* _WRITTEN PROBLEM_: Check each line of the listing for the string "reasoned", count the lines that have it, and answer with that number only.

---------- INPUT ROWS ----------

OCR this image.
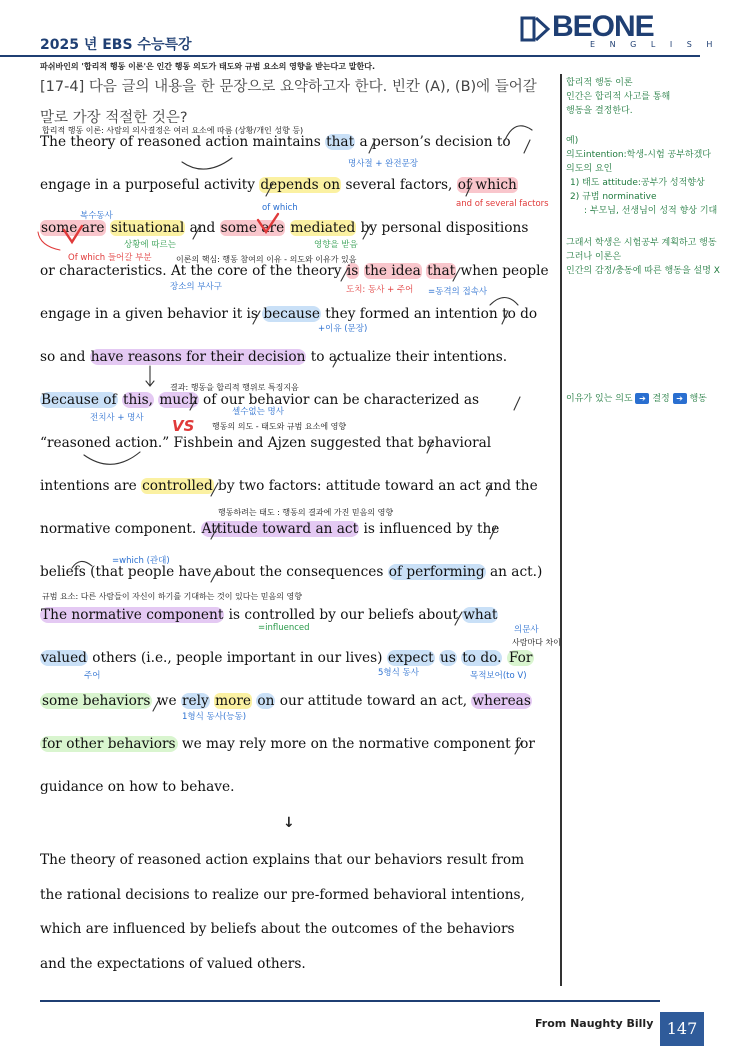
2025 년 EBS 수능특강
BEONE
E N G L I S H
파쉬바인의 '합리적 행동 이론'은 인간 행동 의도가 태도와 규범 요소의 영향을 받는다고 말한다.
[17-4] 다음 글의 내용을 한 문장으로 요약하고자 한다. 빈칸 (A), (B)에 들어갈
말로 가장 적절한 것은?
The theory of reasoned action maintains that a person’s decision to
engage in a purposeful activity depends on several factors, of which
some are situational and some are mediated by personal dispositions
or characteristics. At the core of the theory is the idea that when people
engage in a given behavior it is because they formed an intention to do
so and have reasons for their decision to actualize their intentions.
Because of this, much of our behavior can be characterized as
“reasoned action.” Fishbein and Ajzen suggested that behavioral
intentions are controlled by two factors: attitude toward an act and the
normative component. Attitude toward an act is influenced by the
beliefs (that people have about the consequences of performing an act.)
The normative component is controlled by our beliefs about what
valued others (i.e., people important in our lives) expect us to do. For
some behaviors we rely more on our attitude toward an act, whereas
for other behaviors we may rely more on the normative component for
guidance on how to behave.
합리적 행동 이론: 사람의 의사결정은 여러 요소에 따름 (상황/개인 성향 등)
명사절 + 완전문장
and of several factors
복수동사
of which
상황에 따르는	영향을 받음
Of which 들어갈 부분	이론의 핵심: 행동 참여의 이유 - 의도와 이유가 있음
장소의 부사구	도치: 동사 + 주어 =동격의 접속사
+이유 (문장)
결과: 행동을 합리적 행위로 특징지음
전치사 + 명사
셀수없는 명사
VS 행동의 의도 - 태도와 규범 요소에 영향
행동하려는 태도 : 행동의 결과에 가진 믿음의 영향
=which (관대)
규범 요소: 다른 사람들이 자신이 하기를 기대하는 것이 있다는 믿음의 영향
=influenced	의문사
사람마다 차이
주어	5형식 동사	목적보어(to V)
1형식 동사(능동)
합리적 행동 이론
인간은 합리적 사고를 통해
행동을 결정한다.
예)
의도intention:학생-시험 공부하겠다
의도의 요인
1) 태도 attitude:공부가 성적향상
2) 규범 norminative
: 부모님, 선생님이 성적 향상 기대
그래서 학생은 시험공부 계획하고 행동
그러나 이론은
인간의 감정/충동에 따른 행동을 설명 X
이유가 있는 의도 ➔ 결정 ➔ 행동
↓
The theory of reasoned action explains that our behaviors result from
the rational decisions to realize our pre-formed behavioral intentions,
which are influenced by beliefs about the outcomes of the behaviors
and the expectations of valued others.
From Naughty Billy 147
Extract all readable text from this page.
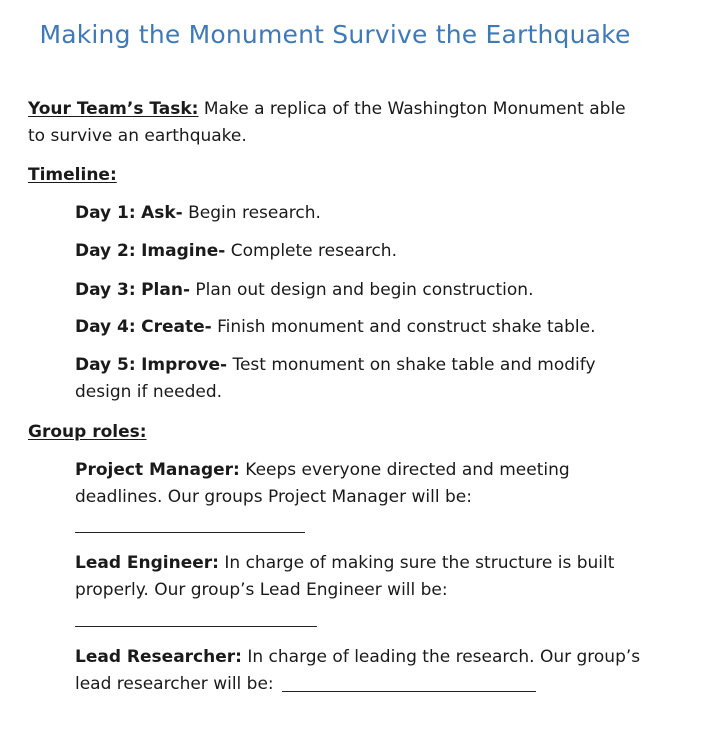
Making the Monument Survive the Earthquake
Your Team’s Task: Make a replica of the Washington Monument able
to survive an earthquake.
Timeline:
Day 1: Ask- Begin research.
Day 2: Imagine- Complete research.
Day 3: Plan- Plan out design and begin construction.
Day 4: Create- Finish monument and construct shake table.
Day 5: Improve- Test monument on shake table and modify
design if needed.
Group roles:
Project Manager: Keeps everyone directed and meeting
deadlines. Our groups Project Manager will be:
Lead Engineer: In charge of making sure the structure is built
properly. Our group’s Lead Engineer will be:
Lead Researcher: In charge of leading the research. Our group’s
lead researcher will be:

----------

* _EXERCISE RESPONSE_: 3